__WHAT TO PRODUCE__
Search the listing below for "false". Copy each matching line.

__DATA LISTING__
-- begin --

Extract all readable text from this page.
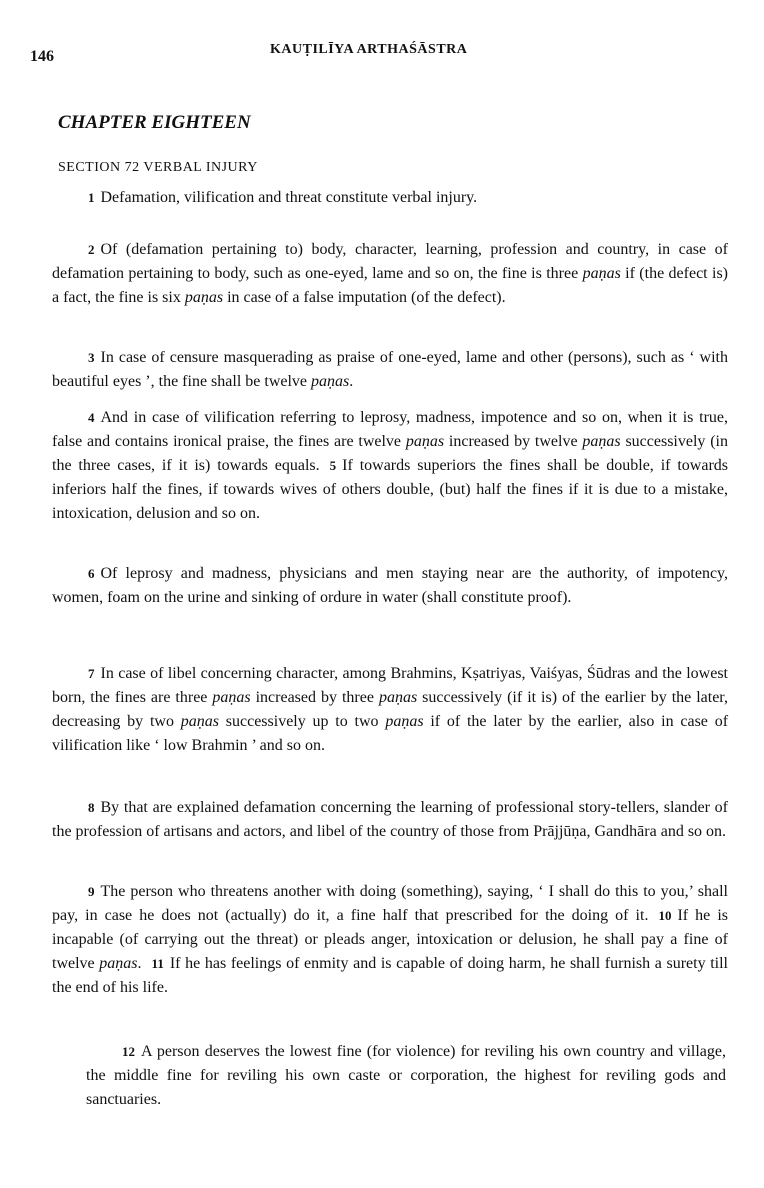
146	KAUṬILĪYA ARTHAŚĀSTRA
CHAPTER EIGHTEEN
SECTION 72 VERBAL INJURY

1 Defamation, vilification and threat constitute verbal injury.

2 Of (defamation pertaining to) body, character, learning, profession and country, in case of defamation pertaining to body, such as one-eyed, lame and so on, the fine is three paṇas if (the defect is) a fact, the fine is six paṇas in case of a false imputation (of the defect).

3 In case of censure masquerading as praise of one-eyed, lame and other (persons), such as ‘ with beautiful eyes ’, the fine shall be twelve paṇas.

4 And in case of vilification referring to leprosy, madness, impotence and so on, when it is true, false and contains ironical praise, the fines are twelve paṇas increased by twelve paṇas successively (in the three cases, if it is) towards equals. 5 If towards superiors the fines shall be double, if towards inferiors half the fines, if towards wives of others double, (but) half the fines if it is due to a mistake, intoxication, delusion and so on.

6 Of leprosy and madness, physicians and men staying near are the authority, of impotency, women, foam on the urine and sinking of ordure in water (shall constitute proof).

7 In case of libel concerning character, among Brahmins, Kṣatriyas, Vaiśyas, Śūdras and the lowest born, the fines are three paṇas increased by three paṇas successively (if it is) of the earlier by the later, decreasing by two paṇas successively up to two paṇas if of the later by the earlier, also in case of vilification like ‘ low Brahmin ’ and so on.

8 By that are explained defamation concerning the learning of professional story-tellers, slander of the profession of artisans and actors, and libel of the country of those from Prājjūṇa, Gandhāra and so on.

9 The person who threatens another with doing (something), saying, ‘ I shall do this to you,’ shall pay, in case he does not (actually) do it, a fine half that prescribed for the doing of it. 10 If he is incapable (of carrying out the threat) or pleads anger, intoxication or delusion, he shall pay a fine of twelve paṇas. 11 If he has feelings of enmity and is capable of doing harm, he shall furnish a surety till the end of his life.

12 A person deserves the lowest fine (for violence) for reviling his own country and village, the middle fine for reviling his own caste or corporation, the highest for reviling gods and sanctuaries.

-- end --

__IN RESPONSE__
2 Of (defamation pertaining to) body, character, learning, profession and country, in case of defamation pertaining to body, such as one-eyed, lame and so on, the fine is three paṇas if (the defect is) a fact, the fine is six paṇas in case of a false imputation (of the defect).
4 And in case of vilification referring to leprosy, madness, impotence and so on, when it is true, false and contains ironical praise, the fines are twelve paṇas increased by twelve paṇas successively (in the three cases, if it is) towards equals. 5 If towards superiors the fines shall be double, if towards inferiors half the fines, if towards wives of others double, (but) half the fines if it is due to a mistake, intoxication, delusion and so on.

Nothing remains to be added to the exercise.